**SELECTED TEXT:**
## Begin

SUMMARY : Boot failure

From: Hisham Al Saad <ahisham_at_batelco.com.bh>
Date: Mon, 25 Dec 2000 10:35:47 +0300

Sorry for my late summary and thanks to all who responded , original message
below :
Valuable replies came from :
Clegg Larry
Uwe Richter
Christian Wessely
Philip Ordinario
Leonardo Velloso Heitor
John Tan
Rasal Kumarage
Peter Reynolds

This server is not a production server that's why I took my time. After
reading all the messages , I tried to boot from the other RAID member but
the problem still exist, I haven't tried other suggested solutions. I went
to the a personal conclusion that the RAID controller is faulty and need an
on site engineer.
I preferred to list some replies because they have some steps to follow.

Uwe Richter :-

I suspect, your boot disk is mirrored by the Mylex dac960 EISA controller.
The logical RAID can be configured with a ECU program you must run from the
ARC console:
(- DO NOT remove the disk drives connected to the mylex; I did so
   yesterday and destroid all RAID sets)
- unpack arccf.exe out of m-arcapp.zip from
  Mylex Configuration and flash Utility (NEW) on
  http://www5.compaq.com/support/files/alphant/drivers/index.html
- start the ARC console from the SRM console
>>>arc
  wait
- verify, that your local floppy drive is set to 1.44MB
  via: Suppl. menu ... / set system settings save these settings
- run program ... arccf.exe
  With this program you can configure the Mylex dac960 RAID controller.
  You will need a keyboard with a real escape key. F11 or CTRL3
  on native DEC keybords didn't work for me.
--------------------------------------------------------------
Christian Wessely :-

If RAID 1, you have the mirrored copy on the other
drive, so you just have to run the raid config utility from the arc console
and to mark the drive as failed - and to reboot. should work then. (in my
case,
the name of the util is swxcrmgr - may differ in your system)
------------------------------------------------------------
Philip Ordinario seggusted a solution if I was using storageworks :

Are you using storageworks to manage your raids? If you are, you need the
storageworks utility diskette and run arc from the prompt >>>. Run the
utility from diskette. From here you can reset the failed to ready. This
may solve your problem and may get you going until you get a new disk.

## End

**WRITTEN PROBLEM:** Continue the boot failure summary above from its last sentence.

**PROVIDED MATERIAL:**
## Begin

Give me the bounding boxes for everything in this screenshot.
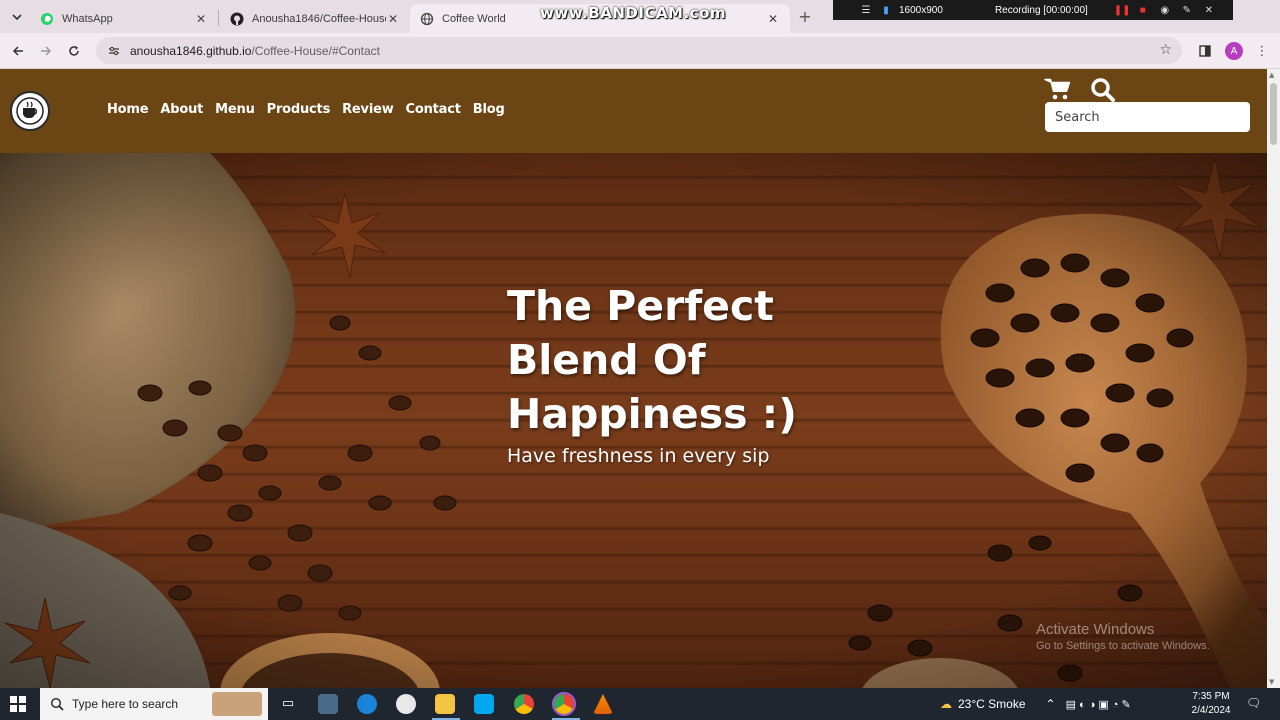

## End

**EXPECTED ANSWER:**
----------------------------------------------------------
Rasal Kumarage :

Check to see any fault lights (normally amber) on any of the RAID disks. If
so need to be replaced. Probably if only a single disk has failed you should
still be able to boot from the other disk.
Try following:

Boot from OS CD
Try to mount / & /usr . If successful try to check the RAID status using OS
commands. Other wise you will have to use either front panel keys (if any )
to find out RAID status or an off line RAID utility (ie booting from a
diskette ..) tio check & repiar the RAID.

Your problem might also be due to a RAID controller problem .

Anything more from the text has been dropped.